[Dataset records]
>>

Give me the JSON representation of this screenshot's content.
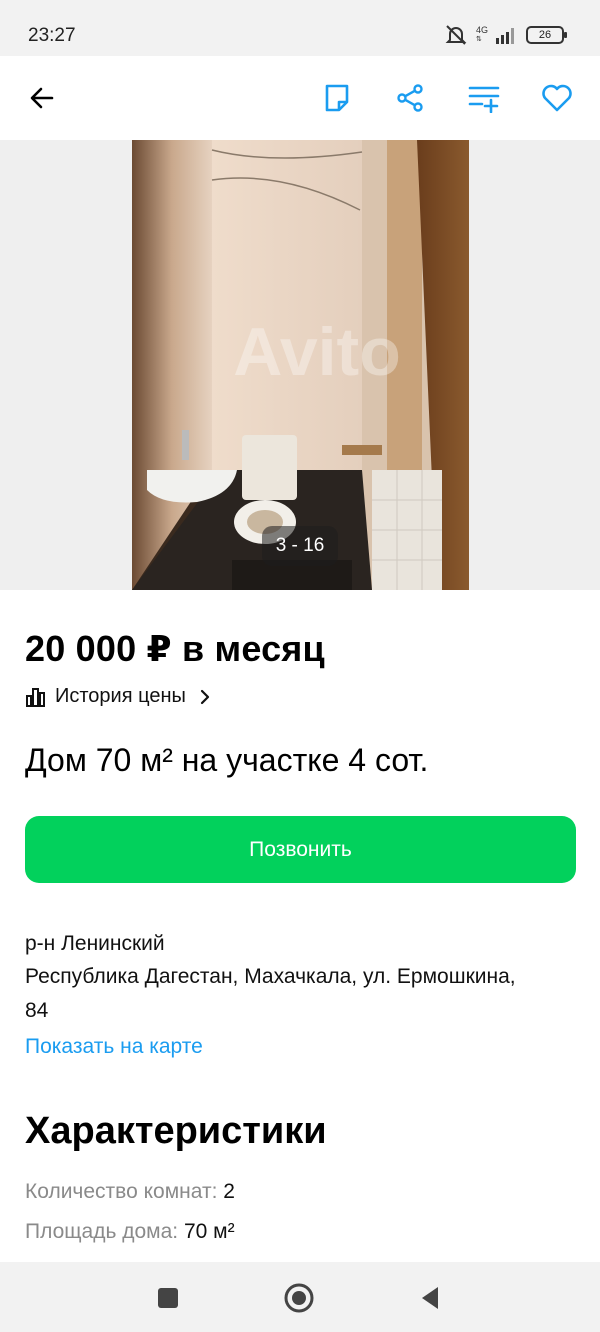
{
  "status_bar": {
    "time": "23:27",
    "network": "4G",
    "battery": "26"
  },
  "app_bar": {
    "icons": [
      "back-arrow-icon",
      "note-icon",
      "share-icon",
      "compare-list-icon",
      "favorite-heart-icon"
    ],
    "accent_color": "#1a9cf0"
  },
  "gallery": {
    "counter": "3 - 16",
    "watermark": "Avito"
  },
  "listing": {
    "price": "20 000 ₽ в месяц",
    "price_history_label": "История цены",
    "title": "Дом 70 м² на участке 4 сот.",
    "call_button": "Позвонить",
    "call_button_color": "#02d15c"
  },
  "address": {
    "district": "р-н Ленинский",
    "line1": "Республика Дагестан, Махачкала, ул. Ермошкина,",
    "line2": "84",
    "map_link": "Показать на карте"
  },
  "characteristics": {
    "title": "Характеристики",
    "rows": [
      {
        "label": "Количество комнат:",
        "value": "2"
      },
      {
        "label": "Площадь дома:",
        "value": "70 м²"
      }
    ]
  },
  "nav_bar": {
    "icons": [
      "recents-square-icon",
      "home-circle-icon",
      "back-triangle-icon"
    ]
  }
}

<<

What you need to do. Except for the pictures, copy every line of the records above exactly.

Full output.
Give me the JSON representation of this screenshot's content.
{
  "status_bar": {
    "time": "23:27",
    "network": "4G",
    "battery": "26"
  },
  "app_bar": {
    "icons": [
      "back-arrow-icon",
      "note-icon",
      "share-icon",
      "compare-list-icon",
      "favorite-heart-icon"
    ],
    "accent_color": "#1a9cf0"
  },
  "gallery": {
    "counter": "3 - 16",
    "watermark": "Avito"
  },
  "listing": {
    "price": "20 000 ₽ в месяц",
    "price_history_label": "История цены",
    "title": "Дом 70 м² на участке 4 сот.",
    "call_button": "Позвонить",
    "call_button_color": "#02d15c"
  },
  "address": {
    "district": "р-н Ленинский",
    "line1": "Республика Дагестан, Махачкала, ул. Ермошкина,",
    "line2": "84",
    "map_link": "Показать на карте"
  },
  "characteristics": {
    "title": "Характеристики",
    "rows": [
      {
        "label": "Количество комнат:",
        "value": "2"
      },
      {
        "label": "Площадь дома:",
        "value": "70 м²"
      }
    ]
  },
  "nav_bar": {
    "icons": [
      "recents-square-icon",
      "home-circle-icon",
      "back-triangle-icon"
    ]
  }
}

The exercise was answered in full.